Exercise directions ::
Restate the records in their entirety, word for word.

-------- Material for this exercise

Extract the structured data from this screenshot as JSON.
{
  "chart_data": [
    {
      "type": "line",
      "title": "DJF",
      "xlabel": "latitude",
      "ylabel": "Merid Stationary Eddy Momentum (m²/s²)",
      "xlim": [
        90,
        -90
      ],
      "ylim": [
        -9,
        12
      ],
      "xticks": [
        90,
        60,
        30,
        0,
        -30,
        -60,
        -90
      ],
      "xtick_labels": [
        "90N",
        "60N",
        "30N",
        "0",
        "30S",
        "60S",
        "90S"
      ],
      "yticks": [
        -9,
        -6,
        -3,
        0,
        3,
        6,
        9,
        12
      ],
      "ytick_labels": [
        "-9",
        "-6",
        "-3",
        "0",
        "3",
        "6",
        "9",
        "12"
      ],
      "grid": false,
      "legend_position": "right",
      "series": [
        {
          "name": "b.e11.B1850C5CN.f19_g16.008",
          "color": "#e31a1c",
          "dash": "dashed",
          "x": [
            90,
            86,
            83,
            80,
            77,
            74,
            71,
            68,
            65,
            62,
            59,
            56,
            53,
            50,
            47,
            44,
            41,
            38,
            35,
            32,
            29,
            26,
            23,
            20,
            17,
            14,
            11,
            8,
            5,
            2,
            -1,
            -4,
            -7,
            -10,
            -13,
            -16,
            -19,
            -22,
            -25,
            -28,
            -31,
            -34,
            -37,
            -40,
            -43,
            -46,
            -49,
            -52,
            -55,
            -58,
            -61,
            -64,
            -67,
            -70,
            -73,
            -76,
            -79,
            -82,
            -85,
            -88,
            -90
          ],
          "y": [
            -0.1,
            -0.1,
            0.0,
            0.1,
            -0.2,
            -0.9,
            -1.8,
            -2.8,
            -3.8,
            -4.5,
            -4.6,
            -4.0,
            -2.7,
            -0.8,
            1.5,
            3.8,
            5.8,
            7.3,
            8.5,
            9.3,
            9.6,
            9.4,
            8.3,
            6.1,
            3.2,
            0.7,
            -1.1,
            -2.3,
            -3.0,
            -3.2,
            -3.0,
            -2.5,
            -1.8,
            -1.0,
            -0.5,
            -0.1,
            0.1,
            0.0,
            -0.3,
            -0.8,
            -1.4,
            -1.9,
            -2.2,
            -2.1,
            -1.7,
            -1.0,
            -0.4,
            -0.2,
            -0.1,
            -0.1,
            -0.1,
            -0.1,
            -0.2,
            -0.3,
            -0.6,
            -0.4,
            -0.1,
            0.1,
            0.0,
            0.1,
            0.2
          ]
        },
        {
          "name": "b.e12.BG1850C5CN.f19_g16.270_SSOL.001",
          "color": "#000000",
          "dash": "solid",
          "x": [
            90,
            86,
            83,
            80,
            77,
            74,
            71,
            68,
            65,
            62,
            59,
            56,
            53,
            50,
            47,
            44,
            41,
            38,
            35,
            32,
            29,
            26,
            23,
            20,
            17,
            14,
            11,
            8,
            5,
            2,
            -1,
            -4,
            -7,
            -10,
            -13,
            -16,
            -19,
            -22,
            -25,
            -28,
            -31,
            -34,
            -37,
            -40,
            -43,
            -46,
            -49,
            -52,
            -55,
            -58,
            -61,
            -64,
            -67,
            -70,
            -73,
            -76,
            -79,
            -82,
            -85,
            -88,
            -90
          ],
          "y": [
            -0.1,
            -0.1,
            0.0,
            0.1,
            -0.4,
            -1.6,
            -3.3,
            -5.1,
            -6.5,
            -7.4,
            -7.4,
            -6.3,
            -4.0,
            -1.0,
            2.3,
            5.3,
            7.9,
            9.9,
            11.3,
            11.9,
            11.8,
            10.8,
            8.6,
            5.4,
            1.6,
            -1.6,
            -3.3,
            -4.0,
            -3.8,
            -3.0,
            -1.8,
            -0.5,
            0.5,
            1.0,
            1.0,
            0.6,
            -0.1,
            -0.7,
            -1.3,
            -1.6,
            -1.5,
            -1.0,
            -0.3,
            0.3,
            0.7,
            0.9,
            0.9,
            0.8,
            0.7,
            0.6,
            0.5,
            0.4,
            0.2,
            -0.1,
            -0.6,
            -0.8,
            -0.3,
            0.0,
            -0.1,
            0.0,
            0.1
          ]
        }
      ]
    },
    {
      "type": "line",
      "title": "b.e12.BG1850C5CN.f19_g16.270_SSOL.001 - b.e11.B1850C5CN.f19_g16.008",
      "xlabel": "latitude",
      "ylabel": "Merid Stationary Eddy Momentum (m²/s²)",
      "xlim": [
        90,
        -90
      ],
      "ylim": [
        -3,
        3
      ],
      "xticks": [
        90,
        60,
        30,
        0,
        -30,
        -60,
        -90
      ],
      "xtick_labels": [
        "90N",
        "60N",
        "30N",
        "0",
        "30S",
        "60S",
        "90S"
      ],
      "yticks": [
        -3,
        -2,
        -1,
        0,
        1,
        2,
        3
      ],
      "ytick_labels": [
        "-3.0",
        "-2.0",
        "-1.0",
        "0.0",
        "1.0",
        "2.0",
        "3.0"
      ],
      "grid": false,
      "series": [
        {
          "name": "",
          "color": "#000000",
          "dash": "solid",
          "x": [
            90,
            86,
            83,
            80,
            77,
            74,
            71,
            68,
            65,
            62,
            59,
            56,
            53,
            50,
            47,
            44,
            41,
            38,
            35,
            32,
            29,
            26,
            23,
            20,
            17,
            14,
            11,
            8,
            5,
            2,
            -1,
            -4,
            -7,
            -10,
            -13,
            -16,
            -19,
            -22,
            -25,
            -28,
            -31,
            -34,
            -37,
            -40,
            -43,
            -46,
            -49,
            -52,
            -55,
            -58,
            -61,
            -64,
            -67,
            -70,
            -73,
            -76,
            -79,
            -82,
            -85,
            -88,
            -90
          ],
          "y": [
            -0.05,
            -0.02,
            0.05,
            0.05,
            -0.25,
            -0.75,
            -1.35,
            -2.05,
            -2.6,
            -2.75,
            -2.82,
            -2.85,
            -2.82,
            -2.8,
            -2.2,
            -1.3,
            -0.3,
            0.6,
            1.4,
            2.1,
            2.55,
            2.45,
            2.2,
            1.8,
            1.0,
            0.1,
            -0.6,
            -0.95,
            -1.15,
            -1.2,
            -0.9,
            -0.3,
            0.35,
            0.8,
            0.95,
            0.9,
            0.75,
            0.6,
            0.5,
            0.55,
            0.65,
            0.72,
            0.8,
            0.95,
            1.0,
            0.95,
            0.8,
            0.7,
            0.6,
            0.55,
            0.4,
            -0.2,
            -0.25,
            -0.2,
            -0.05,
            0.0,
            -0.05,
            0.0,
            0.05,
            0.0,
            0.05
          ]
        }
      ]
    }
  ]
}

----------------

Output for this task ::
Extract the structured data from this screenshot as JSON.
{
  "chart_data": [
    {
      "type": "line",
      "title": "DJF",
      "xlabel": "latitude",
      "ylabel": "Merid Stationary Eddy Momentum (m²/s²)",
      "xlim": [
        90,
        -90
      ],
      "ylim": [
        -9,
        12
      ],
      "xticks": [
        90,
        60,
        30,
        0,
        -30,
        -60,
        -90
      ],
      "xtick_labels": [
        "90N",
        "60N",
        "30N",
        "0",
        "30S",
        "60S",
        "90S"
      ],
      "yticks": [
        -9,
        -6,
        -3,
        0,
        3,
        6,
        9,
        12
      ],
      "ytick_labels": [
        "-9",
        "-6",
        "-3",
        "0",
        "3",
        "6",
        "9",
        "12"
      ],
      "grid": false,
      "legend_position": "right",
      "series": [
        {
          "name": "b.e11.B1850C5CN.f19_g16.008",
          "color": "#e31a1c",
          "dash": "dashed",
          "x": [
            90,
            86,
            83,
            80,
            77,
            74,
            71,
            68,
            65,
            62,
            59,
            56,
            53,
            50,
            47,
            44,
            41,
            38,
            35,
            32,
            29,
            26,
            23,
            20,
            17,
            14,
            11,
            8,
            5,
            2,
            -1,
            -4,
            -7,
            -10,
            -13,
            -16,
            -19,
            -22,
            -25,
            -28,
            -31,
            -34,
            -37,
            -40,
            -43,
            -46,
            -49,
            -52,
            -55,
            -58,
            -61,
            -64,
            -67,
            -70,
            -73,
            -76,
            -79,
            -82,
            -85,
            -88,
            -90
          ],
          "y": [
            -0.1,
            -0.1,
            0.0,
            0.1,
            -0.2,
            -0.9,
            -1.8,
            -2.8,
            -3.8,
            -4.5,
            -4.6,
            -4.0,
            -2.7,
            -0.8,
            1.5,
            3.8,
            5.8,
            7.3,
            8.5,
            9.3,
            9.6,
            9.4,
            8.3,
            6.1,
            3.2,
            0.7,
            -1.1,
            -2.3,
            -3.0,
            -3.2,
            -3.0,
            -2.5,
            -1.8,
            -1.0,
            -0.5,
            -0.1,
            0.1,
            0.0,
            -0.3,
            -0.8,
            -1.4,
            -1.9,
            -2.2,
            -2.1,
            -1.7,
            -1.0,
            -0.4,
            -0.2,
            -0.1,
            -0.1,
            -0.1,
            -0.1,
            -0.2,
            -0.3,
            -0.6,
            -0.4,
            -0.1,
            0.1,
            0.0,
            0.1,
            0.2
          ]
        },
        {
          "name": "b.e12.BG1850C5CN.f19_g16.270_SSOL.001",
          "color": "#000000",
          "dash": "solid",
          "x": [
            90,
            86,
            83,
            80,
            77,
            74,
            71,
            68,
            65,
            62,
            59,
            56,
            53,
            50,
            47,
            44,
            41,
            38,
            35,
            32,
            29,
            26,
            23,
            20,
            17,
            14,
            11,
            8,
            5,
            2,
            -1,
            -4,
            -7,
            -10,
            -13,
            -16,
            -19,
            -22,
            -25,
            -28,
            -31,
            -34,
            -37,
            -40,
            -43,
            -46,
            -49,
            -52,
            -55,
            -58,
            -61,
            -64,
            -67,
            -70,
            -73,
            -76,
            -79,
            -82,
            -85,
            -88,
            -90
          ],
          "y": [
            -0.1,
            -0.1,
            0.0,
            0.1,
            -0.4,
            -1.6,
            -3.3,
            -5.1,
            -6.5,
            -7.4,
            -7.4,
            -6.3,
            -4.0,
            -1.0,
            2.3,
            5.3,
            7.9,
            9.9,
            11.3,
            11.9,
            11.8,
            10.8,
            8.6,
            5.4,
            1.6,
            -1.6,
            -3.3,
            -4.0,
            -3.8,
            -3.0,
            -1.8,
            -0.5,
            0.5,
            1.0,
            1.0,
            0.6,
            -0.1,
            -0.7,
            -1.3,
            -1.6,
            -1.5,
            -1.0,
            -0.3,
            0.3,
            0.7,
            0.9,
            0.9,
            0.8,
            0.7,
            0.6,
            0.5,
            0.4,
            0.2,
            -0.1,
            -0.6,
            -0.8,
            -0.3,
            0.0,
            -0.1,
            0.0,
            0.1
          ]
        }
      ]
    },
    {
      "type": "line",
      "title": "b.e12.BG1850C5CN.f19_g16.270_SSOL.001 - b.e11.B1850C5CN.f19_g16.008",
      "xlabel": "latitude",
      "ylabel": "Merid Stationary Eddy Momentum (m²/s²)",
      "xlim": [
        90,
        -90
      ],
      "ylim": [
        -3,
        3
      ],
      "xticks": [
        90,
        60,
        30,
        0,
        -30,
        -60,
        -90
      ],
      "xtick_labels": [
        "90N",
        "60N",
        "30N",
        "0",
        "30S",
        "60S",
        "90S"
      ],
      "yticks": [
        -3,
        -2,
        -1,
        0,
        1,
        2,
        3
      ],
      "ytick_labels": [
        "-3.0",
        "-2.0",
        "-1.0",
        "0.0",
        "1.0",
        "2.0",
        "3.0"
      ],
      "grid": false,
      "series": [
        {
          "name": "",
          "color": "#000000",
          "dash": "solid",
          "x": [
            90,
            86,
            83,
            80,
            77,
            74,
            71,
            68,
            65,
            62,
            59,
            56,
            53,
            50,
            47,
            44,
            41,
            38,
            35,
            32,
            29,
            26,
            23,
            20,
            17,
            14,
            11,
            8,
            5,
            2,
            -1,
            -4,
            -7,
            -10,
            -13,
            -16,
            -19,
            -22,
            -25,
            -28,
            -31,
            -34,
            -37,
            -40,
            -43,
            -46,
            -49,
            -52,
            -55,
            -58,
            -61,
            -64,
            -67,
            -70,
            -73,
            -76,
            -79,
            -82,
            -85,
            -88,
            -90
          ],
          "y": [
            -0.05,
            -0.02,
            0.05,
            0.05,
            -0.25,
            -0.75,
            -1.35,
            -2.05,
            -2.6,
            -2.75,
            -2.82,
            -2.85,
            -2.82,
            -2.8,
            -2.2,
            -1.3,
            -0.3,
            0.6,
            1.4,
            2.1,
            2.55,
            2.45,
            2.2,
            1.8,
            1.0,
            0.1,
            -0.6,
            -0.95,
            -1.15,
            -1.2,
            -0.9,
            -0.3,
            0.35,
            0.8,
            0.95,
            0.9,
            0.75,
            0.6,
            0.5,
            0.55,
            0.65,
            0.72,
            0.8,
            0.95,
            1.0,
            0.95,
            0.8,
            0.7,
            0.6,
            0.55,
            0.4,
            -0.2,
            -0.25,
            -0.2,
            -0.05,
            0.0,
            -0.05,
            0.0,
            0.05,
            0.0,
            0.05
          ]
        }
      ]
    }
  ]
}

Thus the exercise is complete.